* Work to complete:
Omit every image, and transcribe the remaining entries exactly as given.

* Given data:
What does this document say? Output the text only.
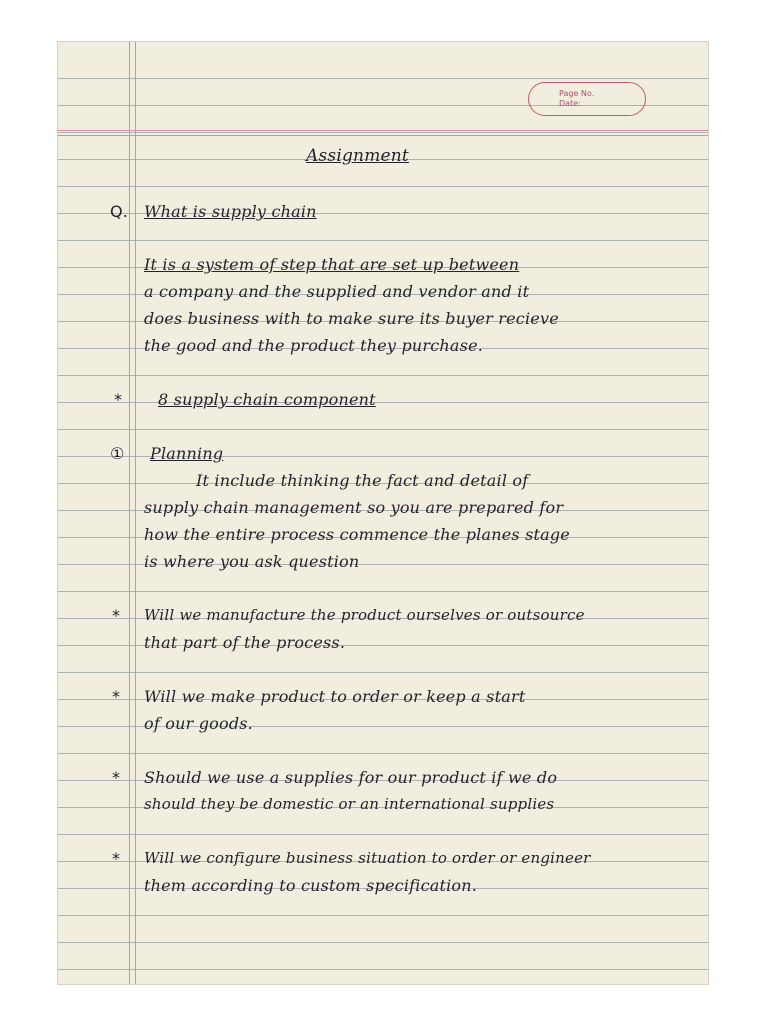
Page No.
Date:
Assignment
Q. What is supply chain
It is a system of step that are set up between
a company and the supplied and vendor and it
does business with to make sure its buyer recieve
the good and the product they purchase.
* 8 supply chain component
① Planning
It include thinking the fact and detail of
supply chain management so you are prepared for
how the entire process commence the planes stage
is where you ask question
* Will we manufacture the product ourselves or outsource
that part of the process.
* Will we make product to order or keep a start
of our goods.
* Should we use a supplies for our product if we do
should they be domestic or an international supplies
* Will we configure business situation to order or engineer
them according to custom specification.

* Expected output:
What does this document say? Output the text only.
Page No.
Date:
Assignment
Q. What is supply chain
It is a system of step that are set up between
a company and the supplied and vendor and it
does business with to make sure its buyer recieve
the good and the product they purchase.
* 8 supply chain component
① Planning
It include thinking the fact and detail of
supply chain management so you are prepared for
how the entire process commence the planes stage
is where you ask question
* Will we manufacture the product ourselves or outsource
that part of the process.
* Will we make product to order or keep a start
of our goods.
* Should we use a supplies for our product if we do
should they be domestic or an international supplies
* Will we configure business situation to order or engineer
them according to custom specification.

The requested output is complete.